▸ **Direction**:
Write out the entire listing below exactly, with the pictures left out.

-=-=-=-=-

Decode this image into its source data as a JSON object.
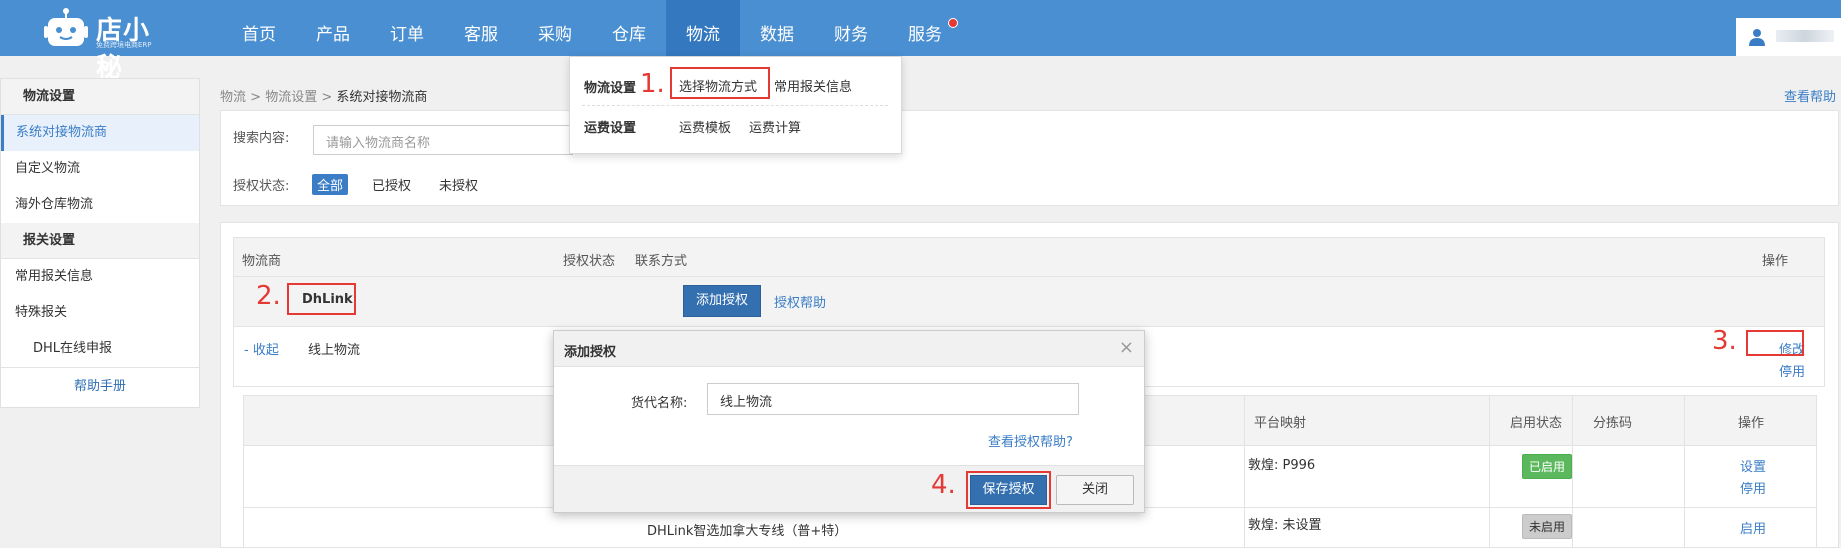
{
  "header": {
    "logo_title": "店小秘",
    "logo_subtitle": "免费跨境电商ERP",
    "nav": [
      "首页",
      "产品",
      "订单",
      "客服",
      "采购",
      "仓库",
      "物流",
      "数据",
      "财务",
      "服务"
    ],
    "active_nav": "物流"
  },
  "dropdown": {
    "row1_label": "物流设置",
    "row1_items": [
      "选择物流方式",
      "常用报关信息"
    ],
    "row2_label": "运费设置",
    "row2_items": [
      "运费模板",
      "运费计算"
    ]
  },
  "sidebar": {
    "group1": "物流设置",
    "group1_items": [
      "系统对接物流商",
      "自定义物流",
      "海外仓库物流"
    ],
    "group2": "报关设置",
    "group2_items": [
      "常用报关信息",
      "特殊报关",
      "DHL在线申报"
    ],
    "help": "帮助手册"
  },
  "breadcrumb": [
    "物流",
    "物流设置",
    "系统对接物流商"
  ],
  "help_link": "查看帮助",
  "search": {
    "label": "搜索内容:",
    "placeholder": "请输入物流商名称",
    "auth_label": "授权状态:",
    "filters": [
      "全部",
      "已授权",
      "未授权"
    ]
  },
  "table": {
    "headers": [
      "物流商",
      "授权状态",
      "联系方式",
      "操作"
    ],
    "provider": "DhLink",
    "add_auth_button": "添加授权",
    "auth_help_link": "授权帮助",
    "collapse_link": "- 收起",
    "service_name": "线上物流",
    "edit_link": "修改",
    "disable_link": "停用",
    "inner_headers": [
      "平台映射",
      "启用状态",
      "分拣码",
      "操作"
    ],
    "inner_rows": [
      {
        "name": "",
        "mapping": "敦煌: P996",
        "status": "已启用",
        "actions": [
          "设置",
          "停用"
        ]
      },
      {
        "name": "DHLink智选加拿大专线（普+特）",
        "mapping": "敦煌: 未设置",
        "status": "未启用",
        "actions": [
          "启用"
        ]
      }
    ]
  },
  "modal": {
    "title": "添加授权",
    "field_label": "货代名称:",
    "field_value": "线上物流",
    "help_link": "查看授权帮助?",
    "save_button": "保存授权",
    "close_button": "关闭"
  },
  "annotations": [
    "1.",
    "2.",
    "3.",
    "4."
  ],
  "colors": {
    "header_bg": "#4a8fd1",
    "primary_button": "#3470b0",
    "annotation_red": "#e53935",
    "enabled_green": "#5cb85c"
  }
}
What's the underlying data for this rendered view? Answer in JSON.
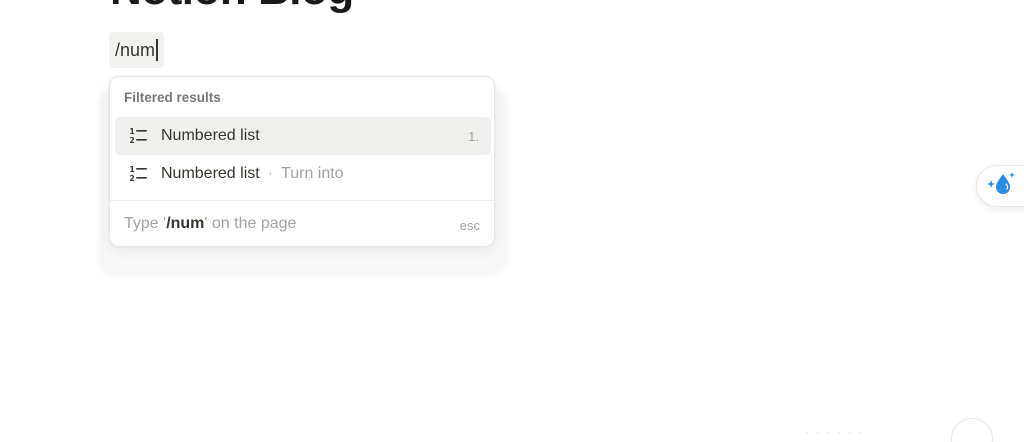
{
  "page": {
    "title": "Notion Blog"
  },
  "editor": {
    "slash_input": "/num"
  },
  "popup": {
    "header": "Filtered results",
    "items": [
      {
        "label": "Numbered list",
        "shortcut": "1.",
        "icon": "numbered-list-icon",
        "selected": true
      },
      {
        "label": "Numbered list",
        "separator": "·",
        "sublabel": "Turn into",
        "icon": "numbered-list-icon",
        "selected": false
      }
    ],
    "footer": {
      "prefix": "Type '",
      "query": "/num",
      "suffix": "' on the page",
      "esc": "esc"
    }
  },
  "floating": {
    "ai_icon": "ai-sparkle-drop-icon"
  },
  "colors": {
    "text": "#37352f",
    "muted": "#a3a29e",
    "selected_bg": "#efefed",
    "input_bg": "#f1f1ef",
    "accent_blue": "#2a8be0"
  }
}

-=-=-=-=-

▸ **Response to this task**:
Decode this image into its source data as a JSON object.
{
  "header": {
    "logo_title": "店小秘",
    "logo_subtitle": "免费跨境电商ERP",
    "nav": [
      "首页",
      "产品",
      "订单",
      "客服",
      "采购",
      "仓库",
      "物流",
      "数据",
      "财务",
      "服务"
    ],
    "active_nav": "物流"
  },
  "dropdown": {
    "row1_label": "物流设置",
    "row1_items": [
      "选择物流方式",
      "常用报关信息"
    ],
    "row2_label": "运费设置",
    "row2_items": [
      "运费模板",
      "运费计算"
    ]
  },
  "sidebar": {
    "group1": "物流设置",
    "group1_items": [
      "系统对接物流商",
      "自定义物流",
      "海外仓库物流"
    ],
    "group2": "报关设置",
    "group2_items": [
      "常用报关信息",
      "特殊报关",
      "DHL在线申报"
    ],
    "help": "帮助手册"
  },
  "breadcrumb": [
    "物流",
    "物流设置",
    "系统对接物流商"
  ],
  "help_link": "查看帮助",
  "search": {
    "label": "搜索内容:",
    "placeholder": "请输入物流商名称",
    "auth_label": "授权状态:",
    "filters": [
      "全部",
      "已授权",
      "未授权"
    ]
  },
  "table": {
    "headers": [
      "物流商",
      "授权状态",
      "联系方式",
      "操作"
    ],
    "provider": "DhLink",
    "add_auth_button": "添加授权",
    "auth_help_link": "授权帮助",
    "collapse_link": "- 收起",
    "service_name": "线上物流",
    "edit_link": "修改",
    "disable_link": "停用",
    "inner_headers": [
      "平台映射",
      "启用状态",
      "分拣码",
      "操作"
    ],
    "inner_rows": [
      {
        "name": "",
        "mapping": "敦煌: P996",
        "status": "已启用",
        "actions": [
          "设置",
          "停用"
        ]
      },
      {
        "name": "DHLink智选加拿大专线（普+特）",
        "mapping": "敦煌: 未设置",
        "status": "未启用",
        "actions": [
          "启用"
        ]
      }
    ]
  },
  "modal": {
    "title": "添加授权",
    "field_label": "货代名称:",
    "field_value": "线上物流",
    "help_link": "查看授权帮助?",
    "save_button": "保存授权",
    "close_button": "关闭"
  },
  "annotations": [
    "1.",
    "2.",
    "3.",
    "4."
  ],
  "colors": {
    "header_bg": "#4a8fd1",
    "primary_button": "#3470b0",
    "annotation_red": "#e53935",
    "enabled_green": "#5cb85c"
  }
}
What's the underlying data for this rendered view? Answer in JSON.
{
  "page": {
    "title": "Notion Blog"
  },
  "editor": {
    "slash_input": "/num"
  },
  "popup": {
    "header": "Filtered results",
    "items": [
      {
        "label": "Numbered list",
        "shortcut": "1.",
        "icon": "numbered-list-icon",
        "selected": true
      },
      {
        "label": "Numbered list",
        "separator": "·",
        "sublabel": "Turn into",
        "icon": "numbered-list-icon",
        "selected": false
      }
    ],
    "footer": {
      "prefix": "Type '",
      "query": "/num",
      "suffix": "' on the page",
      "esc": "esc"
    }
  },
  "floating": {
    "ai_icon": "ai-sparkle-drop-icon"
  },
  "colors": {
    "text": "#37352f",
    "muted": "#a3a29e",
    "selected_bg": "#efefed",
    "input_bg": "#f1f1ef",
    "accent_blue": "#2a8be0"
  }
}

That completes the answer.